The request:
Lines containing the string "name" are to be counted; report the total by itself.

Exercise data:
════════════════

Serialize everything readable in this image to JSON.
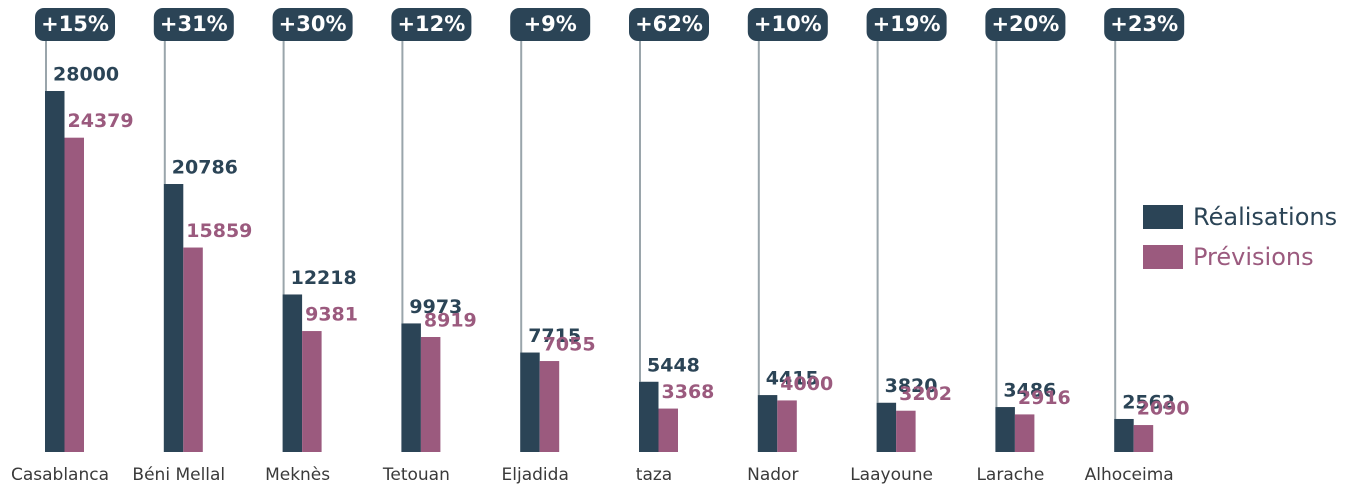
{
  "chart_data": {
    "type": "bar",
    "categories": [
      "Casablanca",
      "Béni Mellal",
      "Meknès",
      "Tetouan",
      "Eljadida",
      "taza",
      "Nador",
      "Laayoune",
      "Larache",
      "Alhoceima"
    ],
    "series": [
      {
        "name": "Réalisations",
        "color": "#2b4456",
        "values": [
          28000,
          20786,
          12218,
          9973,
          7715,
          5448,
          4415,
          3820,
          3486,
          2562
        ]
      },
      {
        "name": "Prévisions",
        "color": "#9b5a7e",
        "values": [
          24379,
          15859,
          9381,
          8919,
          7055,
          3368,
          4000,
          3202,
          2916,
          2090
        ]
      }
    ],
    "annotations": [
      "+15%",
      "+31%",
      "+30%",
      "+12%",
      "+9%",
      "+62%",
      "+10%",
      "+19%",
      "+20%",
      "+23%"
    ],
    "legend": "right"
  }
}
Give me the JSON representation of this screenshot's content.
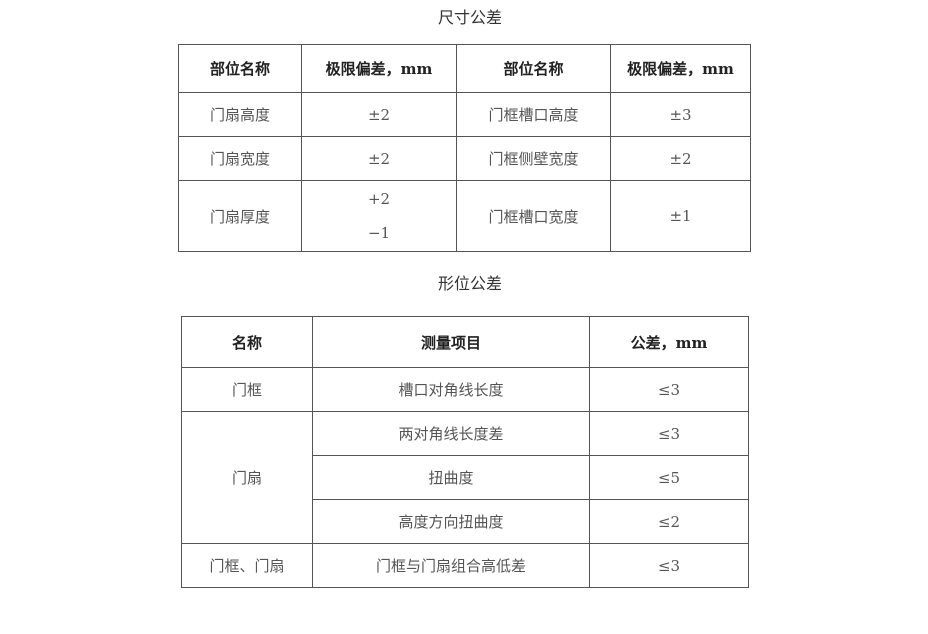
{
  "dimension_table": {
    "title": "尺寸公差",
    "headers": [
      "部位名称",
      "极限偏差，mm",
      "部位名称",
      "极限偏差，mm"
    ],
    "rows": [
      [
        "门扇高度",
        "±2",
        "门框槽口高度",
        "±3"
      ],
      [
        "门扇宽度",
        "±2",
        "门框侧壁宽度",
        "±2"
      ],
      [
        "门扇厚度",
        [
          "+2",
          "−1"
        ],
        "门框槽口宽度",
        "±1"
      ]
    ]
  },
  "form_table": {
    "title": "形位公差",
    "headers": [
      "名称",
      "测量项目",
      "公差，mm"
    ],
    "groups": [
      {
        "name": "门框",
        "items": [
          {
            "item": "槽口对角线长度",
            "tol": "≤3"
          }
        ]
      },
      {
        "name": "门扇",
        "items": [
          {
            "item": "两对角线长度差",
            "tol": "≤3"
          },
          {
            "item": "扭曲度",
            "tol": "≤5"
          },
          {
            "item": "高度方向扭曲度",
            "tol": "≤2"
          }
        ]
      },
      {
        "name": "门框、门扇",
        "items": [
          {
            "item": "门框与门扇组合高低差",
            "tol": "≤3"
          }
        ]
      }
    ]
  }
}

════════════════

Correct result:
5